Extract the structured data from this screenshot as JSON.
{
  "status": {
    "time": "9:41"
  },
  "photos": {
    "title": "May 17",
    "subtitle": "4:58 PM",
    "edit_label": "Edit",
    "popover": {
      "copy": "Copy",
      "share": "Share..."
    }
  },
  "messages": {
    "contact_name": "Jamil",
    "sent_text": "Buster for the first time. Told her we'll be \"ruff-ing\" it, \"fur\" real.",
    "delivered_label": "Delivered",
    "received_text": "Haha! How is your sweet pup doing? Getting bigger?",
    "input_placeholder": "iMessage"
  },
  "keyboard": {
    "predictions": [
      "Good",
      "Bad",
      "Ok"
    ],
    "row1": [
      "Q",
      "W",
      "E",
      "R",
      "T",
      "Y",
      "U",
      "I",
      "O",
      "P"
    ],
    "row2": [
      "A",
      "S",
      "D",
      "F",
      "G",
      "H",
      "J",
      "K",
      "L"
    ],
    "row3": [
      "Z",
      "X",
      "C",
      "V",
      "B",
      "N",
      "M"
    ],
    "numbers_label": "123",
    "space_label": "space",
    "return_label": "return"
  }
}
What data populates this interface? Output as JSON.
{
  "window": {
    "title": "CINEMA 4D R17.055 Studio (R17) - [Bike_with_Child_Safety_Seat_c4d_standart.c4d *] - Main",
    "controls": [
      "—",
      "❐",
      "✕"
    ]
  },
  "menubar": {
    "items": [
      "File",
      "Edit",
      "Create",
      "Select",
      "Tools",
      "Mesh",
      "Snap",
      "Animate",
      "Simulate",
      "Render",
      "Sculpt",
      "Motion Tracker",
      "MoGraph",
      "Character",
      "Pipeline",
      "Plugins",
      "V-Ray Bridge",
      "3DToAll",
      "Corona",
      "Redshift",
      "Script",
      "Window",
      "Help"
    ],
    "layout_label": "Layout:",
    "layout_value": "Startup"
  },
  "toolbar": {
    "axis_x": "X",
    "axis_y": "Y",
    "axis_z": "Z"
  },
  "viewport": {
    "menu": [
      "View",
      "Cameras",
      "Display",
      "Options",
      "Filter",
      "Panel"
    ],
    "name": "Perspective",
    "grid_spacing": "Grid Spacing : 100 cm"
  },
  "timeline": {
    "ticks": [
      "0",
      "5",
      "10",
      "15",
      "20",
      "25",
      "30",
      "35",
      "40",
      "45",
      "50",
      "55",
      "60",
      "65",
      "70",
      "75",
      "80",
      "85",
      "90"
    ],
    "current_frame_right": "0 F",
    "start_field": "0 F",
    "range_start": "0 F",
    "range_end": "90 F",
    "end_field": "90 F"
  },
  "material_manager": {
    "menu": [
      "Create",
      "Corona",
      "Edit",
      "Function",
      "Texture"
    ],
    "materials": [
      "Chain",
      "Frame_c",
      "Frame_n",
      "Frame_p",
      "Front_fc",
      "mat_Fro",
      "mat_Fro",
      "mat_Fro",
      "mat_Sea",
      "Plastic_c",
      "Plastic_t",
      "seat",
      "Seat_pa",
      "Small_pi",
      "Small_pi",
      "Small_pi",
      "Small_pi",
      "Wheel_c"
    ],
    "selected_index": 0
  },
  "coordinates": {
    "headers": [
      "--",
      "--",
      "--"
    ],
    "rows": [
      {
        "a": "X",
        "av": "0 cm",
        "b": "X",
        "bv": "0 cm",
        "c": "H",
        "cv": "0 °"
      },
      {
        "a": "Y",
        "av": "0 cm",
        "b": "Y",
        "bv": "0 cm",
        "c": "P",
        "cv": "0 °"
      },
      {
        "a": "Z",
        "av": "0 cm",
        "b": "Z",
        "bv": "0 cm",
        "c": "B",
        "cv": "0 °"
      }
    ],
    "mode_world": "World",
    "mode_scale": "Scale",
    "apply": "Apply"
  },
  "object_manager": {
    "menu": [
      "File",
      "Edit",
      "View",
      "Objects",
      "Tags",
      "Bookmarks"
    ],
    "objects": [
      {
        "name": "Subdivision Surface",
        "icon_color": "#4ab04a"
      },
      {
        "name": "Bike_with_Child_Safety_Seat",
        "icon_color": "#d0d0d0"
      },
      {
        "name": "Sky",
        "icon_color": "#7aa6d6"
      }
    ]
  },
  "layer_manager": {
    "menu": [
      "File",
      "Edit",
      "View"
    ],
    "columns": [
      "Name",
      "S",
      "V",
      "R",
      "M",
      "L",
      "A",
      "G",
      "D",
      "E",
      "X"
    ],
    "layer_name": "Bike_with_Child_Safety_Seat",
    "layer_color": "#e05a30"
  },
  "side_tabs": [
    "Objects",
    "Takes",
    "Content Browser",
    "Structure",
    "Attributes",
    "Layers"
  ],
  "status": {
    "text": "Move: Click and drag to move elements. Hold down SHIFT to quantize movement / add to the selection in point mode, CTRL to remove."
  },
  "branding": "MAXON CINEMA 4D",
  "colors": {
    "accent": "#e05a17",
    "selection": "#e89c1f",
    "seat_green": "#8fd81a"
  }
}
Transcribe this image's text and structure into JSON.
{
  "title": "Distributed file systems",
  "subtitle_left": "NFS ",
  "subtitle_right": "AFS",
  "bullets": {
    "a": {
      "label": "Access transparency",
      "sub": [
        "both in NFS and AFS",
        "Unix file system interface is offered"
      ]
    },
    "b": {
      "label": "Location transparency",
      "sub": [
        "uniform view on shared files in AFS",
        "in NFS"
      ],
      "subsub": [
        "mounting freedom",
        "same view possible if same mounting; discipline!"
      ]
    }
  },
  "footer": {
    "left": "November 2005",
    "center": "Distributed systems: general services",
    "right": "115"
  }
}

### TASK
Using the exact wording, write out all of the records.

### RESULT
Extract the structured data from this screenshot as JSON.
{
  "status": {
    "time": "9:41"
  },
  "photos": {
    "title": "May 17",
    "subtitle": "4:58 PM",
    "edit_label": "Edit",
    "popover": {
      "copy": "Copy",
      "share": "Share..."
    }
  },
  "messages": {
    "contact_name": "Jamil",
    "sent_text": "Buster for the first time. Told her we'll be \"ruff-ing\" it, \"fur\" real.",
    "delivered_label": "Delivered",
    "received_text": "Haha! How is your sweet pup doing? Getting bigger?",
    "input_placeholder": "iMessage"
  },
  "keyboard": {
    "predictions": [
      "Good",
      "Bad",
      "Ok"
    ],
    "row1": [
      "Q",
      "W",
      "E",
      "R",
      "T",
      "Y",
      "U",
      "I",
      "O",
      "P"
    ],
    "row2": [
      "A",
      "S",
      "D",
      "F",
      "G",
      "H",
      "J",
      "K",
      "L"
    ],
    "row3": [
      "Z",
      "X",
      "C",
      "V",
      "B",
      "N",
      "M"
    ],
    "numbers_label": "123",
    "space_label": "space",
    "return_label": "return"
  }
}
What data populates this interface? Output as JSON.
{
  "window": {
    "title": "CINEMA 4D R17.055 Studio (R17) - [Bike_with_Child_Safety_Seat_c4d_standart.c4d *] - Main",
    "controls": [
      "—",
      "❐",
      "✕"
    ]
  },
  "menubar": {
    "items": [
      "File",
      "Edit",
      "Create",
      "Select",
      "Tools",
      "Mesh",
      "Snap",
      "Animate",
      "Simulate",
      "Render",
      "Sculpt",
      "Motion Tracker",
      "MoGraph",
      "Character",
      "Pipeline",
      "Plugins",
      "V-Ray Bridge",
      "3DToAll",
      "Corona",
      "Redshift",
      "Script",
      "Window",
      "Help"
    ],
    "layout_label": "Layout:",
    "layout_value": "Startup"
  },
  "toolbar": {
    "axis_x": "X",
    "axis_y": "Y",
    "axis_z": "Z"
  },
  "viewport": {
    "menu": [
      "View",
      "Cameras",
      "Display",
      "Options",
      "Filter",
      "Panel"
    ],
    "name": "Perspective",
    "grid_spacing": "Grid Spacing : 100 cm"
  },
  "timeline": {
    "ticks": [
      "0",
      "5",
      "10",
      "15",
      "20",
      "25",
      "30",
      "35",
      "40",
      "45",
      "50",
      "55",
      "60",
      "65",
      "70",
      "75",
      "80",
      "85",
      "90"
    ],
    "current_frame_right": "0 F",
    "start_field": "0 F",
    "range_start": "0 F",
    "range_end": "90 F",
    "end_field": "90 F"
  },
  "material_manager": {
    "menu": [
      "Create",
      "Corona",
      "Edit",
      "Function",
      "Texture"
    ],
    "materials": [
      "Chain",
      "Frame_c",
      "Frame_n",
      "Frame_p",
      "Front_fc",
      "mat_Fro",
      "mat_Fro",
      "mat_Fro",
      "mat_Sea",
      "Plastic_c",
      "Plastic_t",
      "seat",
      "Seat_pa",
      "Small_pi",
      "Small_pi",
      "Small_pi",
      "Small_pi",
      "Wheel_c"
    ],
    "selected_index": 0
  },
  "coordinates": {
    "headers": [
      "--",
      "--",
      "--"
    ],
    "rows": [
      {
        "a": "X",
        "av": "0 cm",
        "b": "X",
        "bv": "0 cm",
        "c": "H",
        "cv": "0 °"
      },
      {
        "a": "Y",
        "av": "0 cm",
        "b": "Y",
        "bv": "0 cm",
        "c": "P",
        "cv": "0 °"
      },
      {
        "a": "Z",
        "av": "0 cm",
        "b": "Z",
        "bv": "0 cm",
        "c": "B",
        "cv": "0 °"
      }
    ],
    "mode_world": "World",
    "mode_scale": "Scale",
    "apply": "Apply"
  },
  "object_manager": {
    "menu": [
      "File",
      "Edit",
      "View",
      "Objects",
      "Tags",
      "Bookmarks"
    ],
    "objects": [
      {
        "name": "Subdivision Surface",
        "icon_color": "#4ab04a"
      },
      {
        "name": "Bike_with_Child_Safety_Seat",
        "icon_color": "#d0d0d0"
      },
      {
        "name": "Sky",
        "icon_color": "#7aa6d6"
      }
    ]
  },
  "layer_manager": {
    "menu": [
      "File",
      "Edit",
      "View"
    ],
    "columns": [
      "Name",
      "S",
      "V",
      "R",
      "M",
      "L",
      "A",
      "G",
      "D",
      "E",
      "X"
    ],
    "layer_name": "Bike_with_Child_Safety_Seat",
    "layer_color": "#e05a30"
  },
  "side_tabs": [
    "Objects",
    "Takes",
    "Content Browser",
    "Structure",
    "Attributes",
    "Layers"
  ],
  "status": {
    "text": "Move: Click and drag to move elements. Hold down SHIFT to quantize movement / add to the selection in point mode, CTRL to remove."
  },
  "branding": "MAXON CINEMA 4D",
  "colors": {
    "accent": "#e05a17",
    "selection": "#e89c1f",
    "seat_green": "#8fd81a"
  }
}
Transcribe this image's text and structure into JSON.
{
  "title": "Distributed file systems",
  "subtitle_left": "NFS ",
  "subtitle_right": "AFS",
  "bullets": {
    "a": {
      "label": "Access transparency",
      "sub": [
        "both in NFS and AFS",
        "Unix file system interface is offered"
      ]
    },
    "b": {
      "label": "Location transparency",
      "sub": [
        "uniform view on shared files in AFS",
        "in NFS"
      ],
      "subsub": [
        "mounting freedom",
        "same view possible if same mounting; discipline!"
      ]
    }
  },
  "footer": {
    "left": "November 2005",
    "center": "Distributed systems: general services",
    "right": "115"
  }
}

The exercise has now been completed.